* Direction
From the listing below, pick out each line with the word "Output".

_____

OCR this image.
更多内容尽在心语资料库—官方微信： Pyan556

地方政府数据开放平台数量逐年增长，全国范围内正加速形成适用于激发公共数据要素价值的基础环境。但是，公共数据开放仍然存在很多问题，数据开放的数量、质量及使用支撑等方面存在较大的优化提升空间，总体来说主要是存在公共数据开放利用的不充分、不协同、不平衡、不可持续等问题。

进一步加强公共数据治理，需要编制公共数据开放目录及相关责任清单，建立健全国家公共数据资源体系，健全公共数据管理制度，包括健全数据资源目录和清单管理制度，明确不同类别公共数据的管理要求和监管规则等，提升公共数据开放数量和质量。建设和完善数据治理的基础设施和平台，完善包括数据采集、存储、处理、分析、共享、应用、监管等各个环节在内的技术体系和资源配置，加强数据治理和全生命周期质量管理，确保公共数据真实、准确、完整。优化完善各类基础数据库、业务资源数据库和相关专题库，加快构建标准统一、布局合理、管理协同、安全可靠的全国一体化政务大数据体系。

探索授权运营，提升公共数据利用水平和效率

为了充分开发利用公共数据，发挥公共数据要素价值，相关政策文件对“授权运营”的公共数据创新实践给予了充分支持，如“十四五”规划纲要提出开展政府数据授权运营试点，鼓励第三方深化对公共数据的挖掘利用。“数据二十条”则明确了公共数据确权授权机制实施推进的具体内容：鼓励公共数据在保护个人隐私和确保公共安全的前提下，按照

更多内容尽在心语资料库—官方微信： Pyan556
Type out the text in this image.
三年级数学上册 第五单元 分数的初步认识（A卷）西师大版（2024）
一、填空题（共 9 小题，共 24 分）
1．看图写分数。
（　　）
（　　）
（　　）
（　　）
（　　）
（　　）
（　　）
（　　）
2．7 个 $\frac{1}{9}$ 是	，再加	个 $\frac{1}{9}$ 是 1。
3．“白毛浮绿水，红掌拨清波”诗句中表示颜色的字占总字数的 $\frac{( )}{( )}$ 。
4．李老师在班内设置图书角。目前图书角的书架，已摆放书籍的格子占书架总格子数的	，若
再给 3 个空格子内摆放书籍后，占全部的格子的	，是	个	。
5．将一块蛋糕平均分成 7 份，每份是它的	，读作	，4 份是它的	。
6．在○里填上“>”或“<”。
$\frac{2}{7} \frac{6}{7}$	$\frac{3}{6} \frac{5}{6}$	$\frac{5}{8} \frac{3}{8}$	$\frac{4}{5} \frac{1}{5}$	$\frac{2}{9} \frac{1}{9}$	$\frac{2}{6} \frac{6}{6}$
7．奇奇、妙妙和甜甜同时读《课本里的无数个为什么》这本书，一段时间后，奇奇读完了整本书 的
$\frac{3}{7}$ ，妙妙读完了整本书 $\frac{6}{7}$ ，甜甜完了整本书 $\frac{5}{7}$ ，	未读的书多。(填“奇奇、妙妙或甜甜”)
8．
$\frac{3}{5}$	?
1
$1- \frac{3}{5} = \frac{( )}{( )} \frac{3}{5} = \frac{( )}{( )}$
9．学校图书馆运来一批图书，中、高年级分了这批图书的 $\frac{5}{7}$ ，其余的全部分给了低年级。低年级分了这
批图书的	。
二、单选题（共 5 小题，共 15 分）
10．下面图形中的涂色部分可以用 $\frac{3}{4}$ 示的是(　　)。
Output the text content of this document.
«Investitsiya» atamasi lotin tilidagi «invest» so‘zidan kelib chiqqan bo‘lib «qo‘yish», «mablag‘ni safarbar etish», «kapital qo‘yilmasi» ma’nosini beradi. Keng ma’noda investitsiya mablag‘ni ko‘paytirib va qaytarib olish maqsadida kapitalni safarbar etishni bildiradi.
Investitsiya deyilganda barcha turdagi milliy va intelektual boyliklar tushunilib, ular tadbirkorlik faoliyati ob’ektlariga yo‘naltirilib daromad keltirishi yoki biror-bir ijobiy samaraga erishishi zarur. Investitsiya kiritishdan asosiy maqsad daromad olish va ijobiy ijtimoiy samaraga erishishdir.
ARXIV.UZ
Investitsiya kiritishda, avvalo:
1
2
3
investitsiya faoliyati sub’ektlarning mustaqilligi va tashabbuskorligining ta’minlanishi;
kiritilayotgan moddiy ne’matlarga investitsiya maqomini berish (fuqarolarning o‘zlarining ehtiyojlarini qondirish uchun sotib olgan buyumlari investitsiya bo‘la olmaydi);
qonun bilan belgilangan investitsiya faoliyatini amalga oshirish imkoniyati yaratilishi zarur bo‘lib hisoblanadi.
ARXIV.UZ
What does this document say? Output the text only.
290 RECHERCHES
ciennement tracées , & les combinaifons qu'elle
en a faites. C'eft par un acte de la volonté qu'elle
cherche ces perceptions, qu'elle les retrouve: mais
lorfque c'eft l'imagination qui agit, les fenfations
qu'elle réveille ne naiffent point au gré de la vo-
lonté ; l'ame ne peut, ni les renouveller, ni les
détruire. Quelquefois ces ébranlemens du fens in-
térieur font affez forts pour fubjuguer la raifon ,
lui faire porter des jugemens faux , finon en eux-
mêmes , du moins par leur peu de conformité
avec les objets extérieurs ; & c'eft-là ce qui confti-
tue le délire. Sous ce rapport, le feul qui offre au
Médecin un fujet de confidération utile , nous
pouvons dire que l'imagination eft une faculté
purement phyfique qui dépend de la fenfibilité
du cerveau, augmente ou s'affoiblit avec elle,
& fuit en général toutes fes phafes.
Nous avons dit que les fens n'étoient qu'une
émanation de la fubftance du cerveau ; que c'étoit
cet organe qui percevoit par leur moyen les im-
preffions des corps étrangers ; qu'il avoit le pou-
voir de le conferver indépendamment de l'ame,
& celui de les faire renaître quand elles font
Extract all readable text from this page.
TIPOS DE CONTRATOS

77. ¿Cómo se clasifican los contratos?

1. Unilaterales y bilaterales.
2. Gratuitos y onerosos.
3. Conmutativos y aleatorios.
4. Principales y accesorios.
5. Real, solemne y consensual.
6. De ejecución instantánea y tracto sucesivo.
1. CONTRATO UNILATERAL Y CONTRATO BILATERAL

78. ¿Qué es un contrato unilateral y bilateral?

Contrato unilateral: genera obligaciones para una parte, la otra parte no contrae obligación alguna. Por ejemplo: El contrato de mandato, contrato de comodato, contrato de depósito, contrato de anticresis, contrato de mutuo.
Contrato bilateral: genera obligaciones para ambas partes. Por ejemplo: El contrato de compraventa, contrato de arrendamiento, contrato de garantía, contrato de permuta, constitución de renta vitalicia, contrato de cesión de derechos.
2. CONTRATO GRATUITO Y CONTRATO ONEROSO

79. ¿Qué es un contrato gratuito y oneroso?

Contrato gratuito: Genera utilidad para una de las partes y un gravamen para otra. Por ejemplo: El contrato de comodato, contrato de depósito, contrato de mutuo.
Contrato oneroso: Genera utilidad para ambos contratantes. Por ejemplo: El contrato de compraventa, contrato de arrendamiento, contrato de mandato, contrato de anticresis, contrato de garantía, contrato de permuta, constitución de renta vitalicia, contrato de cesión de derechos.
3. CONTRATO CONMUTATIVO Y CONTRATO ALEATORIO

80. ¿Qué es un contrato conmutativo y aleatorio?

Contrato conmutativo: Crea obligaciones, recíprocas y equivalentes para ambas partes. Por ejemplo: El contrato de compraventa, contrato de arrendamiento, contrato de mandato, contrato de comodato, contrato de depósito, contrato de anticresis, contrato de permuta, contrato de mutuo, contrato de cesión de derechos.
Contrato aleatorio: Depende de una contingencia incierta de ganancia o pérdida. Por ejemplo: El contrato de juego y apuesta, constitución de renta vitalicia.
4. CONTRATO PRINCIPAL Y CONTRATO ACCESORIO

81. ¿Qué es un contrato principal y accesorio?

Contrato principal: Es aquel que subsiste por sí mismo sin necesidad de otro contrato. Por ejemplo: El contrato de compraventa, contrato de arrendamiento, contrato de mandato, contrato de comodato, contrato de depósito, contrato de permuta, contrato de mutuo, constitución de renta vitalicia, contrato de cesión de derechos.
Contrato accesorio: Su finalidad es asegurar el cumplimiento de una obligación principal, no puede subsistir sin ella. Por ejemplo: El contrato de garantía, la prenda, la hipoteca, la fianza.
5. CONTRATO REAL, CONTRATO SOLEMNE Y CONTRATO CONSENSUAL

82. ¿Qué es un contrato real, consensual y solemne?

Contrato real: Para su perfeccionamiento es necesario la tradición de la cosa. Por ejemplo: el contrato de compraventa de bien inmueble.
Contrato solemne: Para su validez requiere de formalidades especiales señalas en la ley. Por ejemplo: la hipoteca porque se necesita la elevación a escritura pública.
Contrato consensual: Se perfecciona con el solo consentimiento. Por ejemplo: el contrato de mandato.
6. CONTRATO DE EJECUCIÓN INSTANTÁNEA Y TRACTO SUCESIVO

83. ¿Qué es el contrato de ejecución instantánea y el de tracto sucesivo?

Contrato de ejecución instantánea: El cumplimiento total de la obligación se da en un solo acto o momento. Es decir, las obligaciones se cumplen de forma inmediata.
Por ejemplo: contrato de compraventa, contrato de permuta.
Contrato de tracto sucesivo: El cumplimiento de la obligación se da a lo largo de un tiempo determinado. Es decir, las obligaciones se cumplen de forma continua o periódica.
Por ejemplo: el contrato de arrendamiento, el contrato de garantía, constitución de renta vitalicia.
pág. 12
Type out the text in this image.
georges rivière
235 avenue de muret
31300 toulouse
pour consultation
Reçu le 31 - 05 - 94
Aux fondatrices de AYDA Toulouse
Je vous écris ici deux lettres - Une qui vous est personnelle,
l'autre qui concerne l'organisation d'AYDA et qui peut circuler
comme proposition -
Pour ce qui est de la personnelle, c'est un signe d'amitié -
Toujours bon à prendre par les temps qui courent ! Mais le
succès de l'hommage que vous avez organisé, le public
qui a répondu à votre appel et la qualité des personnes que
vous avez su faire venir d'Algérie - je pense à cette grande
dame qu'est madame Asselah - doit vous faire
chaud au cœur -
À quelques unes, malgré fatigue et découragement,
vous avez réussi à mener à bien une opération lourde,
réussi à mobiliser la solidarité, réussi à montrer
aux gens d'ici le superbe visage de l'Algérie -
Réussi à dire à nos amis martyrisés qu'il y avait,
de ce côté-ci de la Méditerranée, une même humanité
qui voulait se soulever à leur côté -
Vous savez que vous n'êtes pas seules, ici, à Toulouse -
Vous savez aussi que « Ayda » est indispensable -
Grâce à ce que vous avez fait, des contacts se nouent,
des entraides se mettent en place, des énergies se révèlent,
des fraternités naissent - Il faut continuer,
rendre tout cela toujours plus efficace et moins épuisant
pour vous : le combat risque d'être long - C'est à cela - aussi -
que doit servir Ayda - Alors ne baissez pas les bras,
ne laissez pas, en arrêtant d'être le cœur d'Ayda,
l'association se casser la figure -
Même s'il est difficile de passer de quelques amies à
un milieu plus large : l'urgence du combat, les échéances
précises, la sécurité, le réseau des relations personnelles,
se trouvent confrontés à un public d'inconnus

_____

* Expected answer
Output the text content of this document.
What does this document say? Output the text only.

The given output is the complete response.